## Exercise objective
Wherever the word "Maximization" appears in the entries, copy the whole line.

(Rows from a dataset)
::::::::::
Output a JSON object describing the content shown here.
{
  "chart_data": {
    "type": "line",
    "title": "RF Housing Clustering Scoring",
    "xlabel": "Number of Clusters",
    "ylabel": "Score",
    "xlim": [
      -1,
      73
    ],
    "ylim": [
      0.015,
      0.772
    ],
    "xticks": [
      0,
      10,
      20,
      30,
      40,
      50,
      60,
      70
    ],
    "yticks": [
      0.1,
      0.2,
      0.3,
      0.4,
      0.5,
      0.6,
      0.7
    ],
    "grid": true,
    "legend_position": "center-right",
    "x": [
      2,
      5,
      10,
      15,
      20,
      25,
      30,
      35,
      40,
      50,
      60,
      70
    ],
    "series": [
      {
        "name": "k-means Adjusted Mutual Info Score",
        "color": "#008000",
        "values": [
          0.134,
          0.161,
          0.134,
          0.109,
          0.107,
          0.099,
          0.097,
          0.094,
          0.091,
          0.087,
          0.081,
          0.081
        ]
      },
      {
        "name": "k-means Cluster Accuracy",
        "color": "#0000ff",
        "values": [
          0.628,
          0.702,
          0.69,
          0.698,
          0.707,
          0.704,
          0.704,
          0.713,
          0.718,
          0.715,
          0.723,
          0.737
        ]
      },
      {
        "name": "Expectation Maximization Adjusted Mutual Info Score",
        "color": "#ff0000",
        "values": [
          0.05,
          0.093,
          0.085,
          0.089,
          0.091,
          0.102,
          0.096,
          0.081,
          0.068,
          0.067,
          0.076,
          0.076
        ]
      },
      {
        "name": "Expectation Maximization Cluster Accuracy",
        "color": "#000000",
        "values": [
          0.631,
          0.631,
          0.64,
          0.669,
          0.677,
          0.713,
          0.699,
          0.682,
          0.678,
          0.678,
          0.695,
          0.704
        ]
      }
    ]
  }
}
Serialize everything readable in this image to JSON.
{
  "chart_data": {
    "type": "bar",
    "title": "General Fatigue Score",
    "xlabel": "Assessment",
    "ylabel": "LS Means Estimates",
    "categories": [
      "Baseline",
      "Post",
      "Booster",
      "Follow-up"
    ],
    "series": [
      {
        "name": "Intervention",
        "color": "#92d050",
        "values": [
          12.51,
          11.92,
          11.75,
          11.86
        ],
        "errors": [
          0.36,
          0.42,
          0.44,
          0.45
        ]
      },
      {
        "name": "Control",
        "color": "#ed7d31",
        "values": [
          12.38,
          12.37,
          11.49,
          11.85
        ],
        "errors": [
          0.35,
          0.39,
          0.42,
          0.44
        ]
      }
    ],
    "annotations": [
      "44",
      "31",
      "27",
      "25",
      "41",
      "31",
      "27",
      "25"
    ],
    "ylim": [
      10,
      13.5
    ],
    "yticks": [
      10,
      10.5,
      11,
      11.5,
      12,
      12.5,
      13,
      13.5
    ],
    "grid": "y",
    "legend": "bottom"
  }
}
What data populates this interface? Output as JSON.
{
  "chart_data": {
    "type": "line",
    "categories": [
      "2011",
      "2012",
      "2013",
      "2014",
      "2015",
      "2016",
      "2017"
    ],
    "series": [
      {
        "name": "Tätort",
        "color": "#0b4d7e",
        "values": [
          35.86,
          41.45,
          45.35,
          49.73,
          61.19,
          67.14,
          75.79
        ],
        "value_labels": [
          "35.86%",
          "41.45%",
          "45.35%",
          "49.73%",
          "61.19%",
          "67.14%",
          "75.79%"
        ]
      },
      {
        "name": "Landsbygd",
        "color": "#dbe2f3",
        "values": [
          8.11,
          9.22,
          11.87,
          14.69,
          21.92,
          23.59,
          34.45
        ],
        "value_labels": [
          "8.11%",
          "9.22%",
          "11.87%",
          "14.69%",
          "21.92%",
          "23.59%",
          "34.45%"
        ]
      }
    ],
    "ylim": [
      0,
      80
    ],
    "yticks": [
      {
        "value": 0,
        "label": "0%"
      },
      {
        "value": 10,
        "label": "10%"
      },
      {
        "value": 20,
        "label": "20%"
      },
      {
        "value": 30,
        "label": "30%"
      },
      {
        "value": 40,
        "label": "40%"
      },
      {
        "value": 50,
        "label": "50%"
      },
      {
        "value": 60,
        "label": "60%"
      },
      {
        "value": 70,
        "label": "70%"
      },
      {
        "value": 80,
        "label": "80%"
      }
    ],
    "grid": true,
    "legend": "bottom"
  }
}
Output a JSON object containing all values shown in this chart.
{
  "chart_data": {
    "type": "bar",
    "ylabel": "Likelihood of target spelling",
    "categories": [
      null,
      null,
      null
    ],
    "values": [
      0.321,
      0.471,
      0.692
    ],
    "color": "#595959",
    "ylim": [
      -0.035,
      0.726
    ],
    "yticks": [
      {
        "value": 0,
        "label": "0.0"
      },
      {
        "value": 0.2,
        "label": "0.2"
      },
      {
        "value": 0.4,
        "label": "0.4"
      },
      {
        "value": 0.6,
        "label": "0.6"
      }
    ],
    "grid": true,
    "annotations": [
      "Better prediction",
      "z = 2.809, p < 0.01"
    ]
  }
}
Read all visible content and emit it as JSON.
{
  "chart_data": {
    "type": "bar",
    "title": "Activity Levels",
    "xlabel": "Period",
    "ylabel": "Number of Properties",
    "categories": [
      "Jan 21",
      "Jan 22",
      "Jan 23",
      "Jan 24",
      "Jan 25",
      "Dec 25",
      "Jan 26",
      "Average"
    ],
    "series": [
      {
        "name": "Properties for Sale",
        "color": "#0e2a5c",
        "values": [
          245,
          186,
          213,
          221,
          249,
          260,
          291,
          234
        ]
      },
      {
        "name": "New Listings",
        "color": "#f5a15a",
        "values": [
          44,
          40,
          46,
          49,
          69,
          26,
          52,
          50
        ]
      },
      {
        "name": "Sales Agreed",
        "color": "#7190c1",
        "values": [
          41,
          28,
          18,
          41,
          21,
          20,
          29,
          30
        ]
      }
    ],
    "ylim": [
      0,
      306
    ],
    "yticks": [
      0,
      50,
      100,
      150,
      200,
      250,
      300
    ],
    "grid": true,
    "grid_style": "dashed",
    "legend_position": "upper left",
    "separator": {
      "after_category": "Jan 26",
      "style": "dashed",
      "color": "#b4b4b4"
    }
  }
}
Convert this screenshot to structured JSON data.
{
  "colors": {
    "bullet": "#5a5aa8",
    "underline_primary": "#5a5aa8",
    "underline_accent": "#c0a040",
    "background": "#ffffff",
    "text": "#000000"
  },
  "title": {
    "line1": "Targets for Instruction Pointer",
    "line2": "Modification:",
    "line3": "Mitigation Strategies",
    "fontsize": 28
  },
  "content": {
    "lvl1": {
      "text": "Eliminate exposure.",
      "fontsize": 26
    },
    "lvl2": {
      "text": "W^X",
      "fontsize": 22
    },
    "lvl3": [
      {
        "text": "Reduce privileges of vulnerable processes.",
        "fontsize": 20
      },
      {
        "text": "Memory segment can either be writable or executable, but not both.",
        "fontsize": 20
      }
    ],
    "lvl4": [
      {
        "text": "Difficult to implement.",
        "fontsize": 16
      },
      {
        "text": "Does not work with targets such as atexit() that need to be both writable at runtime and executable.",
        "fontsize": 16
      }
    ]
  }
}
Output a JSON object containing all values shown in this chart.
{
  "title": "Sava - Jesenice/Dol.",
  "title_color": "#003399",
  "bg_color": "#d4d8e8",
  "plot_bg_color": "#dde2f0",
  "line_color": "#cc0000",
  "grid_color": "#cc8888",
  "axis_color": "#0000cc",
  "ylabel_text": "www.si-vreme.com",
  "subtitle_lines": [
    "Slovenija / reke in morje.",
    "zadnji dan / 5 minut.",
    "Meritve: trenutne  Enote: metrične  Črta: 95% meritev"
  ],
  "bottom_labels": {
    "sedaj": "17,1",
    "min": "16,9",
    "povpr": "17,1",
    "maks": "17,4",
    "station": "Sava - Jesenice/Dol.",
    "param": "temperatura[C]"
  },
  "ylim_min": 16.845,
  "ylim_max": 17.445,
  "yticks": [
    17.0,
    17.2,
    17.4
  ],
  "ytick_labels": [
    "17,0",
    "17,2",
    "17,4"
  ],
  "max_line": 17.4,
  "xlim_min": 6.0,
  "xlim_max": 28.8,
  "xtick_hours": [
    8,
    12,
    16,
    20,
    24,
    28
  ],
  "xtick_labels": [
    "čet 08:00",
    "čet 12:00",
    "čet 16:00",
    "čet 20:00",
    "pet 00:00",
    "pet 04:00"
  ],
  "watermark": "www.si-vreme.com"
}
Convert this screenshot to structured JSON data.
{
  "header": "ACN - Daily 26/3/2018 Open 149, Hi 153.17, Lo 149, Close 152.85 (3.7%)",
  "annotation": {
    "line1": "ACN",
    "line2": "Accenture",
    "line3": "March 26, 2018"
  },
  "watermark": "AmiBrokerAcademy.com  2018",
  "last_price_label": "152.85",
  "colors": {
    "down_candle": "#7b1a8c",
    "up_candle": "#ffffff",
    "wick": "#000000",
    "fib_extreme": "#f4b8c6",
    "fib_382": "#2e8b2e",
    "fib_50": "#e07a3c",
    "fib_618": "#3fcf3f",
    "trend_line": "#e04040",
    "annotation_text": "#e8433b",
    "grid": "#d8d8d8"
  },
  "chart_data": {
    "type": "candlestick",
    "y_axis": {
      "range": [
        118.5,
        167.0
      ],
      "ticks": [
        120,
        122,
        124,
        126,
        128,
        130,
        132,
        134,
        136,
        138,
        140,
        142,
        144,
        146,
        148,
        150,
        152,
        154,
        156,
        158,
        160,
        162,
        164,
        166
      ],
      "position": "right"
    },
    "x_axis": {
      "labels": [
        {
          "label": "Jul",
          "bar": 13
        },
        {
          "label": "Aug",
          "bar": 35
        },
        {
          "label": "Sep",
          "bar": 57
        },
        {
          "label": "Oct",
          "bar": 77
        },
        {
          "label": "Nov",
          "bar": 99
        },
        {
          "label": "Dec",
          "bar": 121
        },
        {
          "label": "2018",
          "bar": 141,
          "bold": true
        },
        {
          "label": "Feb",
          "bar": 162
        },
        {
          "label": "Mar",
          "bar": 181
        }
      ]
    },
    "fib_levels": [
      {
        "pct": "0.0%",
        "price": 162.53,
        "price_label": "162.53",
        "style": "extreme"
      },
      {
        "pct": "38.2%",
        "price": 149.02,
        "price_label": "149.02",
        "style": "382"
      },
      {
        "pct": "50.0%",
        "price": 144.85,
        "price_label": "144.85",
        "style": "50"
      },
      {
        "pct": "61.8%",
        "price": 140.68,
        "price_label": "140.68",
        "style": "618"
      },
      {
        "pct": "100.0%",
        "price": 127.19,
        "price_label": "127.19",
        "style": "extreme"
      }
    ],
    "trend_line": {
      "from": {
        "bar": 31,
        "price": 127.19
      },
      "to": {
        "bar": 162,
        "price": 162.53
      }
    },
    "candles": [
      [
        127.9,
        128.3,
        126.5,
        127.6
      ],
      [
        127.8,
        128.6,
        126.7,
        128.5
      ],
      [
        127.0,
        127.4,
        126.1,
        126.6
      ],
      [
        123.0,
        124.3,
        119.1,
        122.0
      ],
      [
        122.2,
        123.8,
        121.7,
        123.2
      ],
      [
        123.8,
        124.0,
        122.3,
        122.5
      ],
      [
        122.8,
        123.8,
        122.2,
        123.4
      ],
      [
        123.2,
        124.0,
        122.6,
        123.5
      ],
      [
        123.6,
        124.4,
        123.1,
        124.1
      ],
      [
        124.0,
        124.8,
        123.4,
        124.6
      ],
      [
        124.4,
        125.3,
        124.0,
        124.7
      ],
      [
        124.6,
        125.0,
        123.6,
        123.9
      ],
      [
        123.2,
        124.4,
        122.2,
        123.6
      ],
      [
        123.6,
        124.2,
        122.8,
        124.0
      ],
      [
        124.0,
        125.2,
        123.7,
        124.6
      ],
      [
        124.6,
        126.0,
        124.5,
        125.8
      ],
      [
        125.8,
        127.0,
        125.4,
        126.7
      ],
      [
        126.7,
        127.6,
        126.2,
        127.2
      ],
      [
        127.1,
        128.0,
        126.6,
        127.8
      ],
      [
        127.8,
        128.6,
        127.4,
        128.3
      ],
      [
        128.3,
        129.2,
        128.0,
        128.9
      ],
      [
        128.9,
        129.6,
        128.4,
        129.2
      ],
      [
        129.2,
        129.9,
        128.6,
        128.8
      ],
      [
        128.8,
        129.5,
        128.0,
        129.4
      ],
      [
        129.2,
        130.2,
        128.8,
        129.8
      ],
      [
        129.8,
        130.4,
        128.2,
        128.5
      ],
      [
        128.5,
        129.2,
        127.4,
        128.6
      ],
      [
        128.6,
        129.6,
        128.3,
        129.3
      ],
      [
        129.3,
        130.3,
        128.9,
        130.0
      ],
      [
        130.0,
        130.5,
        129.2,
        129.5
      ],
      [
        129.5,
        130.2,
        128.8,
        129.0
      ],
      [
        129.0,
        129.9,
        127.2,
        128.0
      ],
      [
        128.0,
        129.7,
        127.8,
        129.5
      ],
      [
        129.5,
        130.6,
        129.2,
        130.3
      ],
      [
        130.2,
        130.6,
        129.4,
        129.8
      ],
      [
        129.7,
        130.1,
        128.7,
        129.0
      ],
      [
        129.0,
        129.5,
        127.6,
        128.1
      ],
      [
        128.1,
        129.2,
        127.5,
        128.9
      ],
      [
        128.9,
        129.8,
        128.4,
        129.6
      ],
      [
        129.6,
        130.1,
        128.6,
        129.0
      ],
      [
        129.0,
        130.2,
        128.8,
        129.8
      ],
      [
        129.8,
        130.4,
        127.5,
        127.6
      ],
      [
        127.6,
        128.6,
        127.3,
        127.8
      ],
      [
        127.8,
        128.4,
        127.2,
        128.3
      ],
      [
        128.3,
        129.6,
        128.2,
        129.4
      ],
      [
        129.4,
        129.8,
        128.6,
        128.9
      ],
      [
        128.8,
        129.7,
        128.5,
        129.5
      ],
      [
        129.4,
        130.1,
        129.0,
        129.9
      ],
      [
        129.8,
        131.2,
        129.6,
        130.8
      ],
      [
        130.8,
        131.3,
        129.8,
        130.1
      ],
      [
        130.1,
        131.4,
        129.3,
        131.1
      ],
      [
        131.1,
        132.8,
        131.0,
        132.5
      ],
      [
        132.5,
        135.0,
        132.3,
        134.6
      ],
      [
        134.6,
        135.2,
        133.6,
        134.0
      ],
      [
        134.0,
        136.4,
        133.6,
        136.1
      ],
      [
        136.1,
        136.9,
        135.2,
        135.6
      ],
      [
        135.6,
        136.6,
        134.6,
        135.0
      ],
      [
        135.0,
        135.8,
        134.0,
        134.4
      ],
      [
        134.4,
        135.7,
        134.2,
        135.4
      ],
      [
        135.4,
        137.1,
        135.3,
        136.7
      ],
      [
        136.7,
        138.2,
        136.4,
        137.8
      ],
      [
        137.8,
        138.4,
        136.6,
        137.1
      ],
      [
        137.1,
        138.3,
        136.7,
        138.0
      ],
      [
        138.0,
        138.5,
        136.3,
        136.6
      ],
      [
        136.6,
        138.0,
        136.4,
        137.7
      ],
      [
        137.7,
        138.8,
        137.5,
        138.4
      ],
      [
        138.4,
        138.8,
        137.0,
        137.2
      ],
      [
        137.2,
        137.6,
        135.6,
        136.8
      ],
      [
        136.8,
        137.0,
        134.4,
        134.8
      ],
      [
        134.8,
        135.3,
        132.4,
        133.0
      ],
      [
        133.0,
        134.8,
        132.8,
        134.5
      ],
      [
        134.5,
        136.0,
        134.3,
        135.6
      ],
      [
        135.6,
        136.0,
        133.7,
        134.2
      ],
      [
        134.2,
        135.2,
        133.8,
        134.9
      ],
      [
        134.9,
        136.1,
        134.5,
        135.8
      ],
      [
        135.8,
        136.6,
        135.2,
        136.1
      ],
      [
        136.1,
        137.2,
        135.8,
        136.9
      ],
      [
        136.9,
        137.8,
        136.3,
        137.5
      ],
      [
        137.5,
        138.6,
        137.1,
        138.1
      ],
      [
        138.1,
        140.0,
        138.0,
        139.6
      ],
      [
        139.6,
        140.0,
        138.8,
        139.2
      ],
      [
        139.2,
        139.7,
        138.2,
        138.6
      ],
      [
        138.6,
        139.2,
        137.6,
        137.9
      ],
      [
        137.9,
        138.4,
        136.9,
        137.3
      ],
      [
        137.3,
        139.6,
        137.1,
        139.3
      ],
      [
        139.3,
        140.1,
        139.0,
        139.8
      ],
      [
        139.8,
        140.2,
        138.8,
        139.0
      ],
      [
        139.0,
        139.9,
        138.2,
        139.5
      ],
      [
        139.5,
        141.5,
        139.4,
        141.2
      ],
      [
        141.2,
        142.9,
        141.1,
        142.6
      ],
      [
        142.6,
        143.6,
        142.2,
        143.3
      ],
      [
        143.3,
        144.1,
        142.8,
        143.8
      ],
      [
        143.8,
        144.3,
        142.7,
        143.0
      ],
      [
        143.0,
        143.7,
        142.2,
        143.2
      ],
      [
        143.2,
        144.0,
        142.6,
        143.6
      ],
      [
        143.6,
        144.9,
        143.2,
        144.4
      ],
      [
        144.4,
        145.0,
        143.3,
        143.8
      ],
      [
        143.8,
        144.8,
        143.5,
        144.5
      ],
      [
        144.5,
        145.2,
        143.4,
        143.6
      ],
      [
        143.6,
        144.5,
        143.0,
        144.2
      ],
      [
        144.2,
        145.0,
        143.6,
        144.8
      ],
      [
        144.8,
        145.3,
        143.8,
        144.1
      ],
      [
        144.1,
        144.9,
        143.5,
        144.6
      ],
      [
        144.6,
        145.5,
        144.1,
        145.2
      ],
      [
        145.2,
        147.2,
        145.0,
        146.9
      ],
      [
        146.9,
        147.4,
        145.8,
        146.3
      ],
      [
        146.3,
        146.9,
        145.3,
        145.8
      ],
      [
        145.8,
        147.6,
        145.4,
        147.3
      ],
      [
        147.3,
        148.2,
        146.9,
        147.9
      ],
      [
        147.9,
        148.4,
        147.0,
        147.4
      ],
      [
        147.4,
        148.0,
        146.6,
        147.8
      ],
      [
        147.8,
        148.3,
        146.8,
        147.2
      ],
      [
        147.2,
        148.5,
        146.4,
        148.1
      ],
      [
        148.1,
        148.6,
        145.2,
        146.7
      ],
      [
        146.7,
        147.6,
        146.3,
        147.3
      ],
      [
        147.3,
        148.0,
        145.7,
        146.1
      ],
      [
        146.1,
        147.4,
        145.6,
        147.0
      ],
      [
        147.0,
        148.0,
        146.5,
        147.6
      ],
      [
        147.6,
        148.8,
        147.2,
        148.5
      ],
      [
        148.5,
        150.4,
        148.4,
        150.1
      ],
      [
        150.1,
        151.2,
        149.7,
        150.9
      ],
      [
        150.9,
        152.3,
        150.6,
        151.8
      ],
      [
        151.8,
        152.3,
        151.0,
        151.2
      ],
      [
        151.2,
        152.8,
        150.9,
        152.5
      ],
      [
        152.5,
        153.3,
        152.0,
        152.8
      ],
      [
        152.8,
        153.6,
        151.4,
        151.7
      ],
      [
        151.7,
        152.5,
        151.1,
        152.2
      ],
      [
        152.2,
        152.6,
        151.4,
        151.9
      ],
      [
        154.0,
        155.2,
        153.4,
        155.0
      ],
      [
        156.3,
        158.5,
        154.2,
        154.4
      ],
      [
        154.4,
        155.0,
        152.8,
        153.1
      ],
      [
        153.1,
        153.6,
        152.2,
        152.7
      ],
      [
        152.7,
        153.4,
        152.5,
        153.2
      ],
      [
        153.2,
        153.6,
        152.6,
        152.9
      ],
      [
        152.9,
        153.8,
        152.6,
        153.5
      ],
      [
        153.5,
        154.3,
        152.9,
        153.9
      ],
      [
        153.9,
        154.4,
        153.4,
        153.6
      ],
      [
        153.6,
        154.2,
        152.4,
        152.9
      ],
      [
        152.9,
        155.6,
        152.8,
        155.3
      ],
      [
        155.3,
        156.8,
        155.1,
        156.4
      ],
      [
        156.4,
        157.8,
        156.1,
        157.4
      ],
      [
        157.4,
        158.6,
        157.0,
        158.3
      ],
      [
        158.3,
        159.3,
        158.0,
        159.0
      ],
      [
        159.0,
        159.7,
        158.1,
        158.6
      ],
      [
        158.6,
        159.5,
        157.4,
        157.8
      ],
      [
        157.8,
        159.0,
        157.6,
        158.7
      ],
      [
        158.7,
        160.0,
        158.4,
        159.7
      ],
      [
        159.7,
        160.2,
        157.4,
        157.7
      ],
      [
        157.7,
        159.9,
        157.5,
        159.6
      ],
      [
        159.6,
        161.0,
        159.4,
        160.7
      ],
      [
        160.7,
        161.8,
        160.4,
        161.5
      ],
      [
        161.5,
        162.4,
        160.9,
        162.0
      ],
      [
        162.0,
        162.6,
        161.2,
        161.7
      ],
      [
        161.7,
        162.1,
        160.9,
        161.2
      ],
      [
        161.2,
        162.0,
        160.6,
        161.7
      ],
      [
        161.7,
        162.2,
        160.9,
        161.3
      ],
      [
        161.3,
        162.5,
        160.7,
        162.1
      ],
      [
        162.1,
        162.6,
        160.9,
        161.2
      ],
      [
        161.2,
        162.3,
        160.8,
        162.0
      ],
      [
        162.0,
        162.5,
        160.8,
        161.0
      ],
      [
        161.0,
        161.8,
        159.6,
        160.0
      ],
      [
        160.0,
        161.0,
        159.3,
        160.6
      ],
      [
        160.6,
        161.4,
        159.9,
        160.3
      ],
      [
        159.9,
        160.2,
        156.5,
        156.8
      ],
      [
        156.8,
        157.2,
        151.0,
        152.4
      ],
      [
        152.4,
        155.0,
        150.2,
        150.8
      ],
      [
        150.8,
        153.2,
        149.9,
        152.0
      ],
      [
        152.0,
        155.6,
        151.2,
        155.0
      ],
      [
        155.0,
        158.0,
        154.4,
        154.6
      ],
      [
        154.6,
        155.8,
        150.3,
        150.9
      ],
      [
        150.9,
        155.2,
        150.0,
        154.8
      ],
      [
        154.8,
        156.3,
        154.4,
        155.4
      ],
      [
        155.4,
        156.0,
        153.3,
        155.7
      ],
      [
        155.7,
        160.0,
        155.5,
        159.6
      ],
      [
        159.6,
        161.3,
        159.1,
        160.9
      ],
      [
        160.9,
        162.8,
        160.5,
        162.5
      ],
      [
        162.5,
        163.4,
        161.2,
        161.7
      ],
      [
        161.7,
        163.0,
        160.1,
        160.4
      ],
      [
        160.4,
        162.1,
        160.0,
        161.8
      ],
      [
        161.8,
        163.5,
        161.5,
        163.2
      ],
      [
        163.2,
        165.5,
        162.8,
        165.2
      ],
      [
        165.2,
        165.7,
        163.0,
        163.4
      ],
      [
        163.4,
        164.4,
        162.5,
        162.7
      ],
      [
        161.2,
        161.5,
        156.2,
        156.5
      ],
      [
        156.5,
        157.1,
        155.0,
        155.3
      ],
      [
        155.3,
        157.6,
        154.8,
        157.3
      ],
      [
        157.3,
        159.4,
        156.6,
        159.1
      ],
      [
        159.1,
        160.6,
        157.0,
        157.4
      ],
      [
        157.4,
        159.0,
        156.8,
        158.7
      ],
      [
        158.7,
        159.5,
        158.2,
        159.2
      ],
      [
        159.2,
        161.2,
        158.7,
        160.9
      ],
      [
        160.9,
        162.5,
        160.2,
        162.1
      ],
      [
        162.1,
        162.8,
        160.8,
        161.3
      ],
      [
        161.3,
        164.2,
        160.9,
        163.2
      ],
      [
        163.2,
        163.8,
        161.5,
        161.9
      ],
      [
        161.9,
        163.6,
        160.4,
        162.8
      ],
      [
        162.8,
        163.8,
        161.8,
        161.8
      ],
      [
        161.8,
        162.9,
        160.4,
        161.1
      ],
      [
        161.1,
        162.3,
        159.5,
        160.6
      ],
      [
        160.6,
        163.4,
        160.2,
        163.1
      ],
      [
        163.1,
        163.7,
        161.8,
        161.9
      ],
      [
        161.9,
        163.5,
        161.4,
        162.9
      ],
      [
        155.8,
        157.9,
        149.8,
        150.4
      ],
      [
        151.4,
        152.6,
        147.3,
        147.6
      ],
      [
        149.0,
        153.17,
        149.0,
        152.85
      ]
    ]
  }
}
::::::::::
## Solution to the exercise
        "name": "Expectation Maximization Adjusted Mutual Info Score",
        "name": "Expectation Maximization Cluster Accuracy",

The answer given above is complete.